## BEGIN Data for this task

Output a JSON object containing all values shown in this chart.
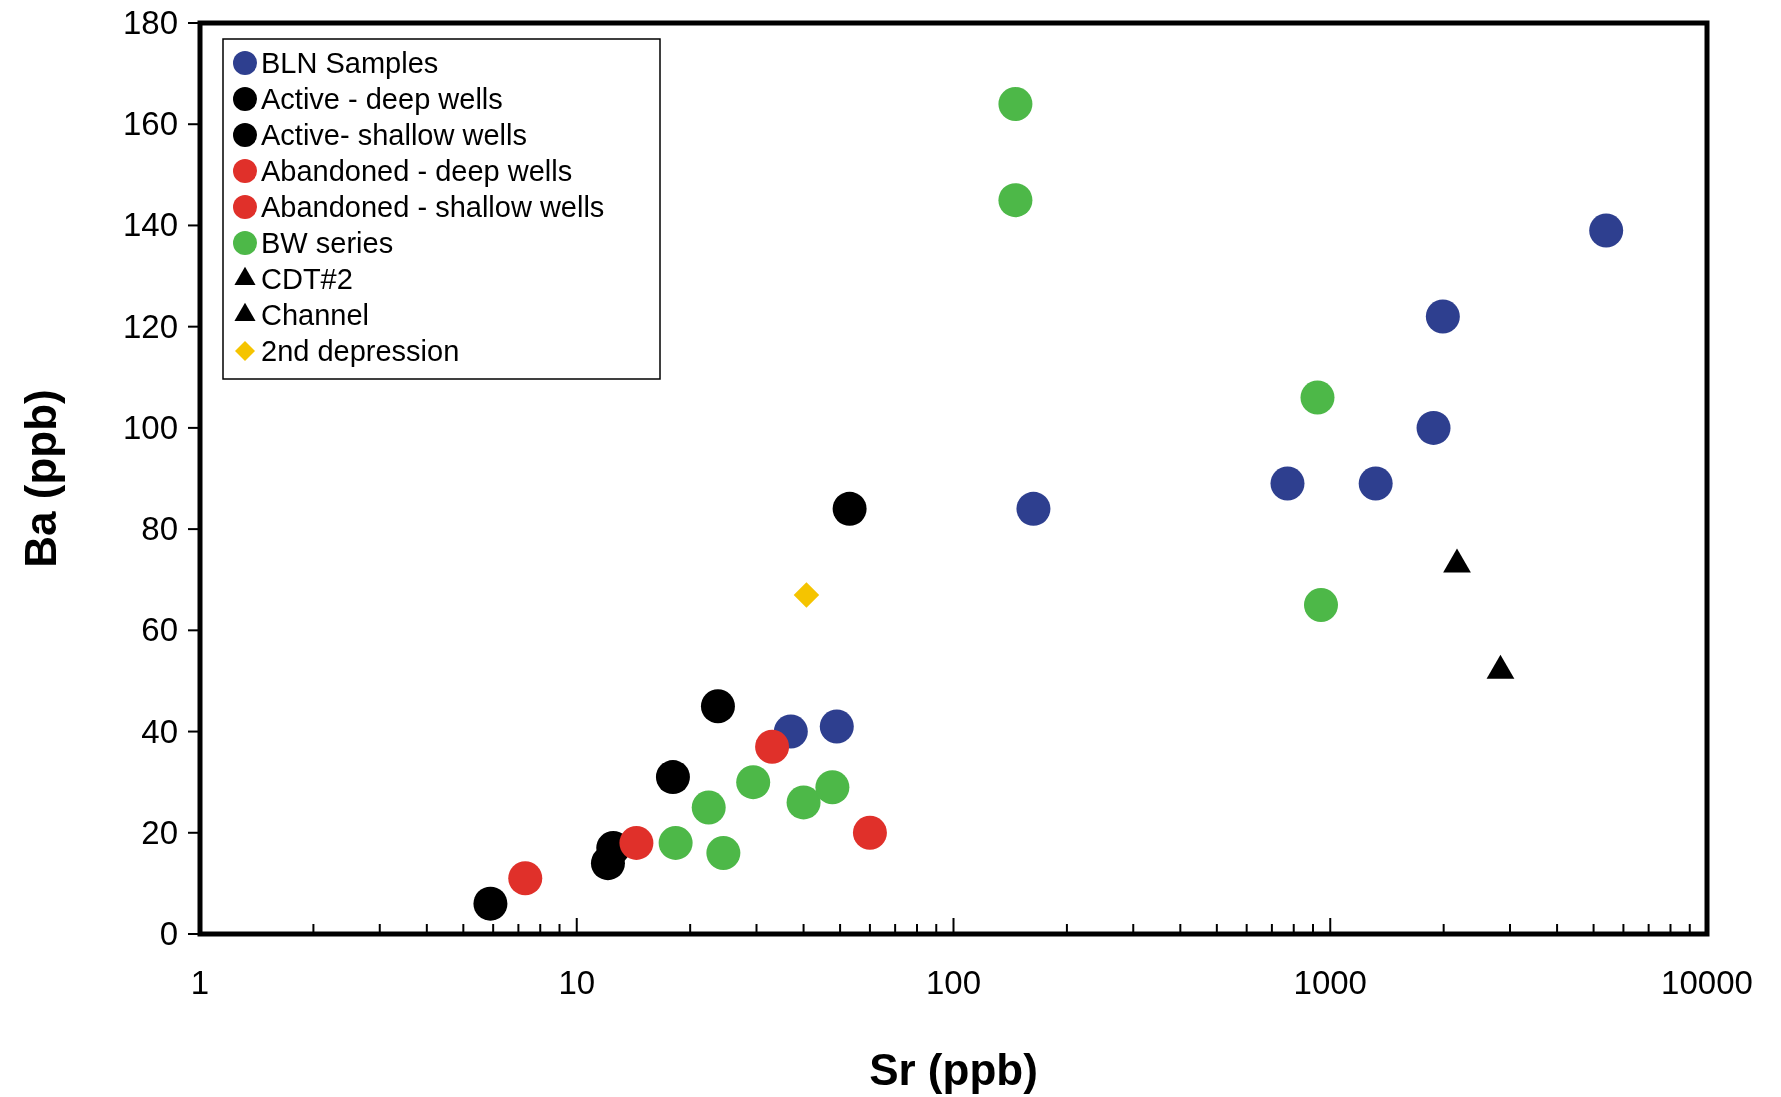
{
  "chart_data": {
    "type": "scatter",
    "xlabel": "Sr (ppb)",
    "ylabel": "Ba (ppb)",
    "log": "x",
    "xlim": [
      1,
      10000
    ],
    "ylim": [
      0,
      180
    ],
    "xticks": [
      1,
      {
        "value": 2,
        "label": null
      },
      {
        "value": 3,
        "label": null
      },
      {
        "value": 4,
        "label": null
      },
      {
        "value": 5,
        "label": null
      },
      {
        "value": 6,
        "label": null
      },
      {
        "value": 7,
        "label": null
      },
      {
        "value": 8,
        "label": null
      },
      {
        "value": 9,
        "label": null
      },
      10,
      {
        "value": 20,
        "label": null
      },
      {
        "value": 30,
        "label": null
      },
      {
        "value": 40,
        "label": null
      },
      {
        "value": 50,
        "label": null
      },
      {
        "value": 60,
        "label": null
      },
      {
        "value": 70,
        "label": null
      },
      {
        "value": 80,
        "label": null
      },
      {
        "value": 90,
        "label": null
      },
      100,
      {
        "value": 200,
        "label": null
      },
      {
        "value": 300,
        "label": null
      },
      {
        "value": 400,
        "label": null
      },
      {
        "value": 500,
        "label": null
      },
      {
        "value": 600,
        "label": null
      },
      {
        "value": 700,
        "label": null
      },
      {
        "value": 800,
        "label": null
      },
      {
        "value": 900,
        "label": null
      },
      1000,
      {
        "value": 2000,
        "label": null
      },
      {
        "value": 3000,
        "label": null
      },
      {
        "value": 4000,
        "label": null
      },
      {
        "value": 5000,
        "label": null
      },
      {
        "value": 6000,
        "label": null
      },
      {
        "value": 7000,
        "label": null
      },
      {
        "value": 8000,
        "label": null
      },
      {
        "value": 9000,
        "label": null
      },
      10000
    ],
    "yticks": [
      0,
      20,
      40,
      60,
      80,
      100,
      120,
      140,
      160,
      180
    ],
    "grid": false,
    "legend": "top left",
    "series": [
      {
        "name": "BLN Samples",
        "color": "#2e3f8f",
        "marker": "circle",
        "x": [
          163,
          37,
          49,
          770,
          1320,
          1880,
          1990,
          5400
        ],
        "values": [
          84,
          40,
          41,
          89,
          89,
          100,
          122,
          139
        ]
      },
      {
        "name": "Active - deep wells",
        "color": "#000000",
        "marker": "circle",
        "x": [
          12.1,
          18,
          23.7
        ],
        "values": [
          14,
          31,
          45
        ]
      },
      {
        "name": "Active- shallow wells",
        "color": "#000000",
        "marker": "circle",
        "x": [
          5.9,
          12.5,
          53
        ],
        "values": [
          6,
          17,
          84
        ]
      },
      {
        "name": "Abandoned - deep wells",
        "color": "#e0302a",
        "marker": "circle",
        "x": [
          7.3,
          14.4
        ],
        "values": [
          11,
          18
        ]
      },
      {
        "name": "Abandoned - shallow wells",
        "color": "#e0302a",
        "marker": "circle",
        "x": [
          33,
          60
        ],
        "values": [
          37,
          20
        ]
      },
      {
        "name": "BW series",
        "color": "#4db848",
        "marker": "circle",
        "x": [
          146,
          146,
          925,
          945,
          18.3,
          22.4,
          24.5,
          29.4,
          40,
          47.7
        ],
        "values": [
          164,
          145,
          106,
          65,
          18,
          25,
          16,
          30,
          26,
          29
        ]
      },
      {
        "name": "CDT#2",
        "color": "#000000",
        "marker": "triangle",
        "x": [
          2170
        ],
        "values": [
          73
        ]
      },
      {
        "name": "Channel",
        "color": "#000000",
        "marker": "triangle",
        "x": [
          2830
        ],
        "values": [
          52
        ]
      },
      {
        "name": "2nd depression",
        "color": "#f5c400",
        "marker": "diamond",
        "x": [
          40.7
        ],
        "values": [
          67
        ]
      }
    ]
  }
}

## END Data for this task
## BEGIN Data for this task

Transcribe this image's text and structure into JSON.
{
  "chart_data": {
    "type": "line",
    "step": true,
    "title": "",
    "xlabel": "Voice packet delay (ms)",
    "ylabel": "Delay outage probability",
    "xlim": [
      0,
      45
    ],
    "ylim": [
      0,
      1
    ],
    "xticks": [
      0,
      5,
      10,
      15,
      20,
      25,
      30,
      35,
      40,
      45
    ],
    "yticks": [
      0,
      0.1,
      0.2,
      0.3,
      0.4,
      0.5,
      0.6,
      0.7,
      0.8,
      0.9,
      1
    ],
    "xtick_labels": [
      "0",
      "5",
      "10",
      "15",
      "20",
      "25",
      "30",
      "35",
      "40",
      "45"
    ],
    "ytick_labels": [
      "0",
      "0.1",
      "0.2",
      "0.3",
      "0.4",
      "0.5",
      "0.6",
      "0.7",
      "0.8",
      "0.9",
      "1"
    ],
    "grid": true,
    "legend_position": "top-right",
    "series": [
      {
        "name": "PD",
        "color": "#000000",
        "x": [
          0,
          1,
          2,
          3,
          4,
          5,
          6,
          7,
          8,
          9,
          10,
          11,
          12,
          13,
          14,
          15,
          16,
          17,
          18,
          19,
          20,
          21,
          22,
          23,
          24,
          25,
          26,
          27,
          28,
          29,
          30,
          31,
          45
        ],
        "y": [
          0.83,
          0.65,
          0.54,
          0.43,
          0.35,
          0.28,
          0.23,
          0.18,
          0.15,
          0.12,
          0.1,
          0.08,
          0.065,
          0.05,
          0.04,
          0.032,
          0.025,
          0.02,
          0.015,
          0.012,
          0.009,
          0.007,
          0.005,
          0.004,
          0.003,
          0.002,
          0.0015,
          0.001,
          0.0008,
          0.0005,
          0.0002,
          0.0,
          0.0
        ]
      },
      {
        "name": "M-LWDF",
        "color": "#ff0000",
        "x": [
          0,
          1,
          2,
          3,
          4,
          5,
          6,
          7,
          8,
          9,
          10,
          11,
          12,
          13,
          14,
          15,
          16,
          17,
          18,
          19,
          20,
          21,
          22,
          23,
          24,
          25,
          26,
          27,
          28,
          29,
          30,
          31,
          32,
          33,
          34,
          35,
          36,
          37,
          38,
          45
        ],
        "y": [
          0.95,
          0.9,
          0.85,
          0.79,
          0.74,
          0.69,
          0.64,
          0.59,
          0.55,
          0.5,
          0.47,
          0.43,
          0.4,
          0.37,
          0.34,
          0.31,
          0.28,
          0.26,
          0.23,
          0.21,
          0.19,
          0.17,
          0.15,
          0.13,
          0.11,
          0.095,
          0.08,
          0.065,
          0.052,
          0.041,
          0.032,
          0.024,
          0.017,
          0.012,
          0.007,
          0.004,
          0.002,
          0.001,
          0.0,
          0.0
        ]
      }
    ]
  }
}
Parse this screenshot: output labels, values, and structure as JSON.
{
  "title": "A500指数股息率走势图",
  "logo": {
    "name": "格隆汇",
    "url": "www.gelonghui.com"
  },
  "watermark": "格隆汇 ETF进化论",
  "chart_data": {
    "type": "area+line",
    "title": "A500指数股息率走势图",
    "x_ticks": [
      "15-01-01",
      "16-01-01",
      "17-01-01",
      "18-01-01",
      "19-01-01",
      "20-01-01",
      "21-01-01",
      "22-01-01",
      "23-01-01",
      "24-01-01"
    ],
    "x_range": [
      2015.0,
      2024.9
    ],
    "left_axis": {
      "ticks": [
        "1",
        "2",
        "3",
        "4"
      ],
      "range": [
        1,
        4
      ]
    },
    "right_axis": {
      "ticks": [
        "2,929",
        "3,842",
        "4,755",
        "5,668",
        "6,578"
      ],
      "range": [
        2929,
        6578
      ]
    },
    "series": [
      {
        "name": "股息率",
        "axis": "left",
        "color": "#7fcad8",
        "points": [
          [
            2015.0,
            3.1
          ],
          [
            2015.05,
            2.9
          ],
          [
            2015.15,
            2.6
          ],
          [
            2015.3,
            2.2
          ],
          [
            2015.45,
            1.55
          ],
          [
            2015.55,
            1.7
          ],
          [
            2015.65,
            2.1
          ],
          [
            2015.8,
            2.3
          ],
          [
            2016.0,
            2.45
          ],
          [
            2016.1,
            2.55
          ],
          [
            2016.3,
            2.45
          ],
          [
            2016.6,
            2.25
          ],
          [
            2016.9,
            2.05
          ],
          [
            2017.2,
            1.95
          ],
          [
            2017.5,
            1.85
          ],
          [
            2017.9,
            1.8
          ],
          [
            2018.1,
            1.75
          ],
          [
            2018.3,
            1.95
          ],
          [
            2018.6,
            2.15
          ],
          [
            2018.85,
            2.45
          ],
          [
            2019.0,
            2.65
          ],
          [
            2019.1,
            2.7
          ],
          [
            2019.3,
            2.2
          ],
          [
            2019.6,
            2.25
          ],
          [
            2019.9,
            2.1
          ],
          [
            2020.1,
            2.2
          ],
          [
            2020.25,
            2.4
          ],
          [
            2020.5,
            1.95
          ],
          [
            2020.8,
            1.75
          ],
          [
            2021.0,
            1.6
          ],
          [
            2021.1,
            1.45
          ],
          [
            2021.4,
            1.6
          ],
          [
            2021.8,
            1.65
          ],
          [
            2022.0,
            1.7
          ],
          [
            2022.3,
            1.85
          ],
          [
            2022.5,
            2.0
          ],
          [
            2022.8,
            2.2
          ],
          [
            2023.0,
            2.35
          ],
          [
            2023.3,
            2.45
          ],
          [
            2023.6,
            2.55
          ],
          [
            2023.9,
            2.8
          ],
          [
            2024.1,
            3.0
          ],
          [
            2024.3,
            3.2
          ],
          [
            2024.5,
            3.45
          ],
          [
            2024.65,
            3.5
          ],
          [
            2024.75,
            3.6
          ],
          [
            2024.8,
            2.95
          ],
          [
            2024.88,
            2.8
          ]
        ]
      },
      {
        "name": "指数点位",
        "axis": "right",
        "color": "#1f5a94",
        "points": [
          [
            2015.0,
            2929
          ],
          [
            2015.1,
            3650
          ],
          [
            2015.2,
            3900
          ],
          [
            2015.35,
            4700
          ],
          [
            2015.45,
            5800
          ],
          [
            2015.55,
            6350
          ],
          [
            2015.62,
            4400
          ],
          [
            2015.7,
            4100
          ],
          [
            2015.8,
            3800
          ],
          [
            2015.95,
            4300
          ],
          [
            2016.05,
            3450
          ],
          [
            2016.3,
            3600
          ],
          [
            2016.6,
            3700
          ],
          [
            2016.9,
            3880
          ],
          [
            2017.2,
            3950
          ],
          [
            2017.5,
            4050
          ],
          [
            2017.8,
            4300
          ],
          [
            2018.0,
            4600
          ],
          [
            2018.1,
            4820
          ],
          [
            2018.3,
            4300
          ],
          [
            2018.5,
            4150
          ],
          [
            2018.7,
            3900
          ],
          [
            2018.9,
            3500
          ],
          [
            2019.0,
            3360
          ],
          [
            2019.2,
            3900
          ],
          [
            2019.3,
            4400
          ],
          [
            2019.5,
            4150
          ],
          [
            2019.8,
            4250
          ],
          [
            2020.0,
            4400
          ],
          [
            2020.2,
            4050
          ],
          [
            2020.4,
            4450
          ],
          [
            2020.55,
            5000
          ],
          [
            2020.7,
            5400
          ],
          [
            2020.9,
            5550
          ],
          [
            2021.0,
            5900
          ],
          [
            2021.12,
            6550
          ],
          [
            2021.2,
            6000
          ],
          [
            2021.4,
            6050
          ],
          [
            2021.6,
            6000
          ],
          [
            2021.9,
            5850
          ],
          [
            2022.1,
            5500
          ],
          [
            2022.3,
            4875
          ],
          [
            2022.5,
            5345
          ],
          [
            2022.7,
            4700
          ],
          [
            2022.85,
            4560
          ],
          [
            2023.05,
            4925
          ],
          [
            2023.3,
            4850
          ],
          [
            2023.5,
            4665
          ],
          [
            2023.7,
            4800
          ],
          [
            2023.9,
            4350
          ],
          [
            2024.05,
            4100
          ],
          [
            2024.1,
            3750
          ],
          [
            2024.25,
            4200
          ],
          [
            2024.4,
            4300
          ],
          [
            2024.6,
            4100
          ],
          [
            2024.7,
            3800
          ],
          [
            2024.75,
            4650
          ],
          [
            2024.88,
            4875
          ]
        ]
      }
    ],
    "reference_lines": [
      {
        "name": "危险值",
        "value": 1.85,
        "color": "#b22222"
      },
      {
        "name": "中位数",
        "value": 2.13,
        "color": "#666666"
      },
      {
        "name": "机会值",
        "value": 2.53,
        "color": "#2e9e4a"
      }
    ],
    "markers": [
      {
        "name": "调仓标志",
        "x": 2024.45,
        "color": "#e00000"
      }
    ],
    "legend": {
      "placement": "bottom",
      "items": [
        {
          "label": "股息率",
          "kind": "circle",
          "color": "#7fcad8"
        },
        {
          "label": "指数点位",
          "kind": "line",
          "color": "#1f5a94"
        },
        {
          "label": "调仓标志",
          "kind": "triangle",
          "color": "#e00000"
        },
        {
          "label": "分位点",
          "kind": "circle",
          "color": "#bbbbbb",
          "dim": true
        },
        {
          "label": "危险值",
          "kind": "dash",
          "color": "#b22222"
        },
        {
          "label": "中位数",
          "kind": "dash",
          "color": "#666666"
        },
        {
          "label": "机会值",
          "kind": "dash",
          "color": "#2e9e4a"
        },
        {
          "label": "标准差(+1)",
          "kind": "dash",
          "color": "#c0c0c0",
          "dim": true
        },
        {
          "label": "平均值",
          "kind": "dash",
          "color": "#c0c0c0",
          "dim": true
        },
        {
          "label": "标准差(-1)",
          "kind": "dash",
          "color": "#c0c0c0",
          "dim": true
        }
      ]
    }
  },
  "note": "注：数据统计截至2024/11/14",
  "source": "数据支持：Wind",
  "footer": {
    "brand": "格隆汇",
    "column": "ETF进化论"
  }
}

## END Data for this task

Reply with nothing but the number of lines in the data above that contain "title".

3